> _WHAT TO DO_
Print the listing in its entirety and exactly, leaving out images.
:: EXTRACTED ENTRIES
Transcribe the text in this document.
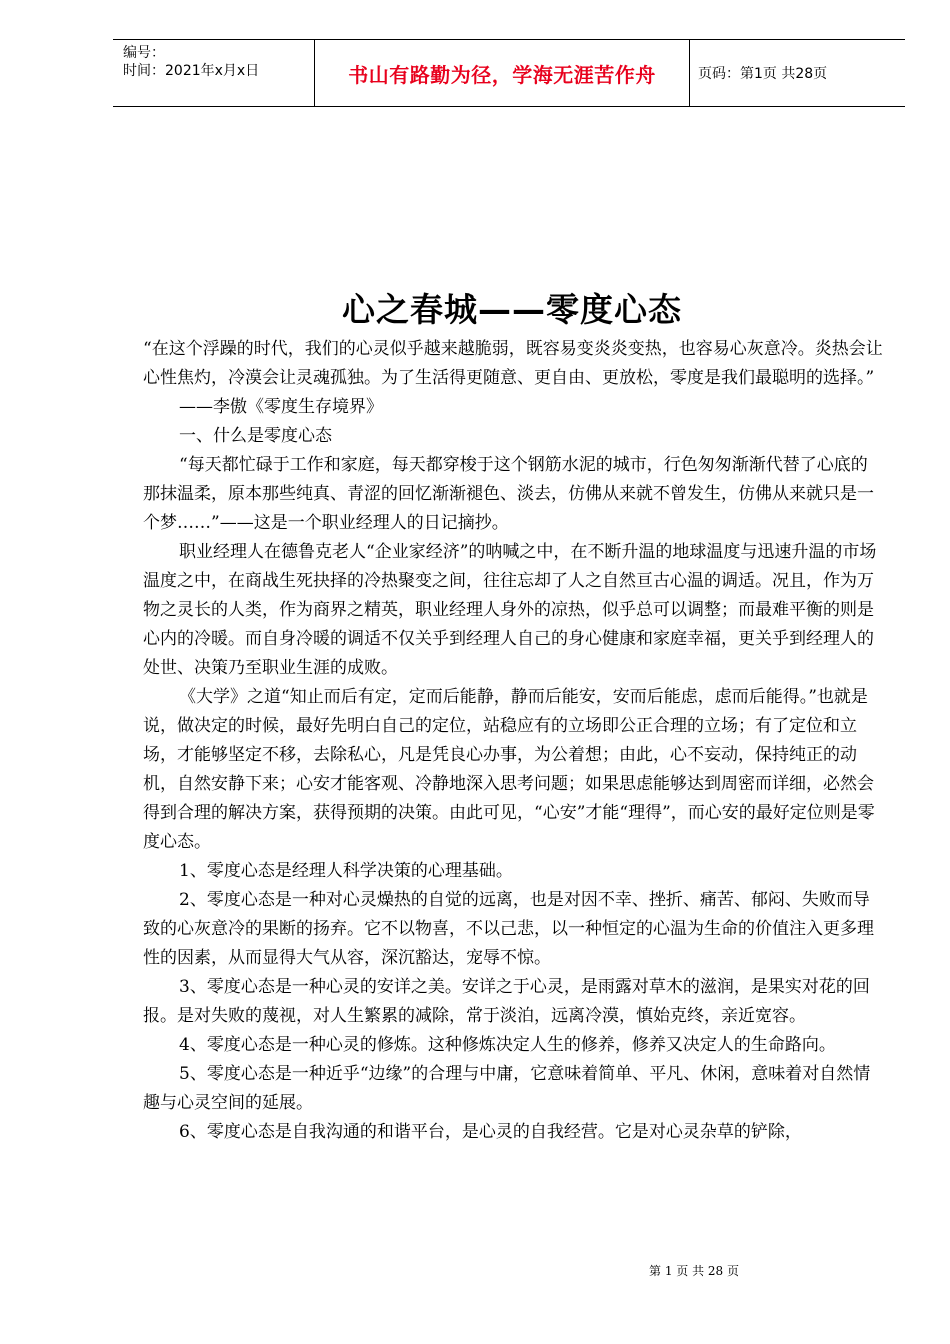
编号：
时间：2021年x月x日	书山有路勤为径，学海无涯苦作舟	页码：第1页 共28页
心之春城——零度心态

“在这个浮躁的时代，我们的心灵似乎越来越脆弱，既容易变炎炎变热，也容易心灰意冷。炎热会让心性焦灼，冷漠会让灵魂孤独。为了生活得更随意、更自由、更放松，零度是我们最聪明的选择。”

——李傲《零度生存境界》

一、什么是零度心态

“每天都忙碌于工作和家庭，每天都穿梭于这个钢筋水泥的城市，行色匆匆渐渐代替了心底的那抹温柔，原本那些纯真、青涩的回忆渐渐褪色、淡去，仿佛从来就不曾发生，仿佛从来就只是一个梦……”——这是一个职业经理人的日记摘抄。

职业经理人在德鲁克老人“企业家经济”的呐喊之中，在不断升温的地球温度与迅速升温的市场温度之中，在商战生死抉择的冷热聚变之间，往往忘却了人之自然亘古心温的调适。况且，作为万物之灵长的人类，作为商界之精英，职业经理人身外的凉热，似乎总可以调整；而最难平衡的则是心内的冷暖。而自身冷暖的调适不仅关乎到经理人自己的身心健康和家庭幸福，更关乎到经理人的处世、决策乃至职业生涯的成败。

《大学》之道“知止而后有定，定而后能静，静而后能安，安而后能虑，虑而后能得。”也就是说，做决定的时候，最好先明白自己的定位，站稳应有的立场即公正合理的立场；有了定位和立场，才能够坚定不移，去除私心，凡是凭良心办事，为公着想；由此，心不妄动，保持纯正的动机，自然安静下来；心安才能客观、冷静地深入思考问题；如果思虑能够达到周密而详细，必然会得到合理的解决方案，获得预期的决策。由此可见，“心安”才能“理得”，而心安的最好定位则是零度心态。

1、零度心态是经理人科学决策的心理基础。

2、零度心态是一种对心灵燥热的自觉的远离，也是对因不幸、挫折、痛苦、郁闷、失败而导致的心灰意冷的果断的扬弃。它不以物喜，不以己悲，以一种恒定的心温为生命的价值注入更多理性的因素，从而显得大气从容，深沉豁达，宠辱不惊。

3、零度心态是一种心灵的安详之美。安详之于心灵，是雨露对草木的滋润，是果实对花的回报。是对失败的蔑视，对人生繁累的减除，常于淡泊，远离冷漠，慎始克终，亲近宽容。

4、零度心态是一种心灵的修炼。这种修炼决定人生的修养，修养又决定人的生命路向。

5、零度心态是一种近乎“边缘”的合理与中庸，它意味着简单、平凡、休闲，意味着对自然情趣与心灵空间的延展。

6、零度心态是自我沟通的和谐平台，是心灵的自我经营。它是对心灵杂草的铲除，

第 1 页 共 28 页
::::
> _FINAL RESULT_
Transcribe the text in this document.
编号：
时间：2021年x月x日	书山有路勤为径，学海无涯苦作舟	页码：第1页 共28页
心之春城——零度心态

“在这个浮躁的时代，我们的心灵似乎越来越脆弱，既容易变炎炎变热，也容易心灰意冷。炎热会让心性焦灼，冷漠会让灵魂孤独。为了生活得更随意、更自由、更放松，零度是我们最聪明的选择。”

——李傲《零度生存境界》

一、什么是零度心态

“每天都忙碌于工作和家庭，每天都穿梭于这个钢筋水泥的城市，行色匆匆渐渐代替了心底的那抹温柔，原本那些纯真、青涩的回忆渐渐褪色、淡去，仿佛从来就不曾发生，仿佛从来就只是一个梦……”——这是一个职业经理人的日记摘抄。

职业经理人在德鲁克老人“企业家经济”的呐喊之中，在不断升温的地球温度与迅速升温的市场温度之中，在商战生死抉择的冷热聚变之间，往往忘却了人之自然亘古心温的调适。况且，作为万物之灵长的人类，作为商界之精英，职业经理人身外的凉热，似乎总可以调整；而最难平衡的则是心内的冷暖。而自身冷暖的调适不仅关乎到经理人自己的身心健康和家庭幸福，更关乎到经理人的处世、决策乃至职业生涯的成败。

《大学》之道“知止而后有定，定而后能静，静而后能安，安而后能虑，虑而后能得。”也就是说，做决定的时候，最好先明白自己的定位，站稳应有的立场即公正合理的立场；有了定位和立场，才能够坚定不移，去除私心，凡是凭良心办事，为公着想；由此，心不妄动，保持纯正的动机，自然安静下来；心安才能客观、冷静地深入思考问题；如果思虑能够达到周密而详细，必然会得到合理的解决方案，获得预期的决策。由此可见，“心安”才能“理得”，而心安的最好定位则是零度心态。

1、零度心态是经理人科学决策的心理基础。

2、零度心态是一种对心灵燥热的自觉的远离，也是对因不幸、挫折、痛苦、郁闷、失败而导致的心灰意冷的果断的扬弃。它不以物喜，不以己悲，以一种恒定的心温为生命的价值注入更多理性的因素，从而显得大气从容，深沉豁达，宠辱不惊。

3、零度心态是一种心灵的安详之美。安详之于心灵，是雨露对草木的滋润，是果实对花的回报。是对失败的蔑视，对人生繁累的减除，常于淡泊，远离冷漠，慎始克终，亲近宽容。

4、零度心态是一种心灵的修炼。这种修炼决定人生的修养，修养又决定人的生命路向。

5、零度心态是一种近乎“边缘”的合理与中庸，它意味着简单、平凡、休闲，意味着对自然情趣与心灵空间的延展。

6、零度心态是自我沟通的和谐平台，是心灵的自我经营。它是对心灵杂草的铲除，

第 1 页 共 28 页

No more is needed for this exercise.